◆ LISTED RECORDS ◆

===============

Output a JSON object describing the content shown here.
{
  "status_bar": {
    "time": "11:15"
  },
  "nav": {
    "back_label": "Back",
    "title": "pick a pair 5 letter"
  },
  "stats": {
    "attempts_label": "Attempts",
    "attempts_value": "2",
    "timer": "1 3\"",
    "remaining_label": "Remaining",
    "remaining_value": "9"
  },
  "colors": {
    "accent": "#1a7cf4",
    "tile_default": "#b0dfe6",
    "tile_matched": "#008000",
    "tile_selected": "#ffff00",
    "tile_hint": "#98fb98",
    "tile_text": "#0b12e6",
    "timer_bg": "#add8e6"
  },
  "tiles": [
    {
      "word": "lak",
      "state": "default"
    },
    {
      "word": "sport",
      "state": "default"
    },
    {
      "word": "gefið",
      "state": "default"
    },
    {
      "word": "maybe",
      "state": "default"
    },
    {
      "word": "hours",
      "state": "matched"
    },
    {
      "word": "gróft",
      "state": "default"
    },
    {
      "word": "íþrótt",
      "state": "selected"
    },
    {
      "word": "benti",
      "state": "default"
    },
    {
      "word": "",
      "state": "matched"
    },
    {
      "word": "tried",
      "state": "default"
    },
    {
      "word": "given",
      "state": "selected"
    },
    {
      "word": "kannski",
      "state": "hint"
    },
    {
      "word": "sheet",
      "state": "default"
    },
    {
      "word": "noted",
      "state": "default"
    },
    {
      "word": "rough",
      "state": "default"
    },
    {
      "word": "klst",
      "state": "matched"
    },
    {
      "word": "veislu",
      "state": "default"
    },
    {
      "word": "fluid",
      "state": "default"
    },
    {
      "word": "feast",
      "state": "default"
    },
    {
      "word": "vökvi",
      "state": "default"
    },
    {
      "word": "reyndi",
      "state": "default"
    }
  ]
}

===============

Reproduce the material precisely, including every line.

◆ RESPONSE BELOW ◆
Output a JSON object describing the content shown here.
{
  "status_bar": {
    "time": "11:15"
  },
  "nav": {
    "back_label": "Back",
    "title": "pick a pair 5 letter"
  },
  "stats": {
    "attempts_label": "Attempts",
    "attempts_value": "2",
    "timer": "1 3\"",
    "remaining_label": "Remaining",
    "remaining_value": "9"
  },
  "colors": {
    "accent": "#1a7cf4",
    "tile_default": "#b0dfe6",
    "tile_matched": "#008000",
    "tile_selected": "#ffff00",
    "tile_hint": "#98fb98",
    "tile_text": "#0b12e6",
    "timer_bg": "#add8e6"
  },
  "tiles": [
    {
      "word": "lak",
      "state": "default"
    },
    {
      "word": "sport",
      "state": "default"
    },
    {
      "word": "gefið",
      "state": "default"
    },
    {
      "word": "maybe",
      "state": "default"
    },
    {
      "word": "hours",
      "state": "matched"
    },
    {
      "word": "gróft",
      "state": "default"
    },
    {
      "word": "íþrótt",
      "state": "selected"
    },
    {
      "word": "benti",
      "state": "default"
    },
    {
      "word": "",
      "state": "matched"
    },
    {
      "word": "tried",
      "state": "default"
    },
    {
      "word": "given",
      "state": "selected"
    },
    {
      "word": "kannski",
      "state": "hint"
    },
    {
      "word": "sheet",
      "state": "default"
    },
    {
      "word": "noted",
      "state": "default"
    },
    {
      "word": "rough",
      "state": "default"
    },
    {
      "word": "klst",
      "state": "matched"
    },
    {
      "word": "veislu",
      "state": "default"
    },
    {
      "word": "fluid",
      "state": "default"
    },
    {
      "word": "feast",
      "state": "default"
    },
    {
      "word": "vökvi",
      "state": "default"
    },
    {
      "word": "reyndi",
      "state": "default"
    }
  ]
}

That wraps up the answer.